Look through the material below. Copy every line with the string "malinang" in it.

[Data entries]
begin
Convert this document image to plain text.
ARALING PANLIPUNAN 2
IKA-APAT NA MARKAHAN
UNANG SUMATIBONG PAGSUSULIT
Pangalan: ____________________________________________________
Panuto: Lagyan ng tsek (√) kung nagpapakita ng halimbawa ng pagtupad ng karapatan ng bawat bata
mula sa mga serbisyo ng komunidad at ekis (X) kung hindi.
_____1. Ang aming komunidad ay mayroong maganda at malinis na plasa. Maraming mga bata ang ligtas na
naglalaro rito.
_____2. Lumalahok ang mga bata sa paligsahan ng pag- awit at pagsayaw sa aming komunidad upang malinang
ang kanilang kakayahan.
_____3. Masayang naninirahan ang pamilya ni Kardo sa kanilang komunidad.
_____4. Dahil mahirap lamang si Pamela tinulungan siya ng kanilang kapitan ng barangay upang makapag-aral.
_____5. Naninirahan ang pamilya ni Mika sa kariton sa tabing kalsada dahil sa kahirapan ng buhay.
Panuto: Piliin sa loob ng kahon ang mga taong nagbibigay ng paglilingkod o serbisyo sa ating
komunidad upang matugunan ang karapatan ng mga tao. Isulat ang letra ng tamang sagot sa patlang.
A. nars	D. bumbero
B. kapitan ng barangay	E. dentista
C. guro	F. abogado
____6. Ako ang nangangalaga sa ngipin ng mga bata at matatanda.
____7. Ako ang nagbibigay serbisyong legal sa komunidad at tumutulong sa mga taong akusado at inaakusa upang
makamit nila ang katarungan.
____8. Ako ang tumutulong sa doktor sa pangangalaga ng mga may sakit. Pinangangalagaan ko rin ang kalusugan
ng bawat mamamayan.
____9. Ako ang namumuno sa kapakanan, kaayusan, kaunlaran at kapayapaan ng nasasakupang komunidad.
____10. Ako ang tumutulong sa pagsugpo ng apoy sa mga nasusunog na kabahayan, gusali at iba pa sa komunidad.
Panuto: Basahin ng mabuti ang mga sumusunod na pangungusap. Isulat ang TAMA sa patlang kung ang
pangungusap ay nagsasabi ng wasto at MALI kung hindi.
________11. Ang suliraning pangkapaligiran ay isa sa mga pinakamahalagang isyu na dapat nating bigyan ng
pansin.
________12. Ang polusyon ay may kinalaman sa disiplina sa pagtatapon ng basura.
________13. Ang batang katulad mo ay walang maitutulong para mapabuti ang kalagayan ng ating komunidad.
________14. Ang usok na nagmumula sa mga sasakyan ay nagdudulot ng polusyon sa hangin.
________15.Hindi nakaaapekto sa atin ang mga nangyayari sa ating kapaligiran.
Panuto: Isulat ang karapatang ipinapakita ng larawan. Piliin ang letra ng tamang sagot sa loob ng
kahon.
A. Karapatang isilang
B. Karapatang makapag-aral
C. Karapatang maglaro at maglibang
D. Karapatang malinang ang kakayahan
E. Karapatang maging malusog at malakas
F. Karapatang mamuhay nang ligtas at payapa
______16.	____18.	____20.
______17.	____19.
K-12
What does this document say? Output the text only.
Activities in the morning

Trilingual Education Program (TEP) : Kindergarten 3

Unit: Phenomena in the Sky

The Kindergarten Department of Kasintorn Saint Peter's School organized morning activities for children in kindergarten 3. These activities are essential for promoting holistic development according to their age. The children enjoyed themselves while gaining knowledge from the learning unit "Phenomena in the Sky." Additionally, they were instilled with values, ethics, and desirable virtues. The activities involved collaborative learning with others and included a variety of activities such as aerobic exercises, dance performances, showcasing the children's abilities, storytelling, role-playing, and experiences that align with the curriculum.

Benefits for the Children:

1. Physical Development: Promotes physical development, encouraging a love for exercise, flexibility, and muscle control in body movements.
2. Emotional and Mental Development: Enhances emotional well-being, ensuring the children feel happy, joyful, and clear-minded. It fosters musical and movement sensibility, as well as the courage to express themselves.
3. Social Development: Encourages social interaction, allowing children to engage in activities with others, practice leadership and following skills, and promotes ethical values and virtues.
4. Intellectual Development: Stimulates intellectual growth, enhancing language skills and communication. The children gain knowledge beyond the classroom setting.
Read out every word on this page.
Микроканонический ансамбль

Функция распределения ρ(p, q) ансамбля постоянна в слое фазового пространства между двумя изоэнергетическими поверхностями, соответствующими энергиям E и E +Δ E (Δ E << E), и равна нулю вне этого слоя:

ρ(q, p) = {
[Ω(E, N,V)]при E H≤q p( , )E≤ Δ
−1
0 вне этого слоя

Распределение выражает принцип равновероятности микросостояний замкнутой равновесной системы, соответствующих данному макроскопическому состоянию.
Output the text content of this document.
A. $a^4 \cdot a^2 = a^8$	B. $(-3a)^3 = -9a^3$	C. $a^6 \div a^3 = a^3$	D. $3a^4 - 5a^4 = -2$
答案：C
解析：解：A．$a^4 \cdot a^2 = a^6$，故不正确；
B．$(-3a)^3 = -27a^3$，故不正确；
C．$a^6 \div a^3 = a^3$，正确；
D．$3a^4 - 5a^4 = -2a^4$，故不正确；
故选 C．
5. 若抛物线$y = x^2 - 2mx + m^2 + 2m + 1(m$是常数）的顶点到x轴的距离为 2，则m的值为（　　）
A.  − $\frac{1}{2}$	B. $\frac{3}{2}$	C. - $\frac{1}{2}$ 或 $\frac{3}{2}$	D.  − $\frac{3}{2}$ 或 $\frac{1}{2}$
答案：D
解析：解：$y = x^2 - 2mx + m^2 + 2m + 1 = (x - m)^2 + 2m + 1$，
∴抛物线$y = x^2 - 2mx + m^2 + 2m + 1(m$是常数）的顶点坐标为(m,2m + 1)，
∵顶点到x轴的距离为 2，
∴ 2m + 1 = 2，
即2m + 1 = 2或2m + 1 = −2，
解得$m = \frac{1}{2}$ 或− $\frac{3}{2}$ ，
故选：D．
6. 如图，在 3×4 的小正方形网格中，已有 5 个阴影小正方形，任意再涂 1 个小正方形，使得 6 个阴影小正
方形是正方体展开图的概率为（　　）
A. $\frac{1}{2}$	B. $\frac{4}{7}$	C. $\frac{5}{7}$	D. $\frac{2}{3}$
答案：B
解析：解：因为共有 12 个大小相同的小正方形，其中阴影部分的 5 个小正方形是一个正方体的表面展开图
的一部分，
end
▶ _Exercise result_:
_____2. Lumalahok ang mga bata sa paligsahan ng pag- awit at pagsayaw sa aming komunidad upang malinang
D. Karapatang malinang ang kakayahan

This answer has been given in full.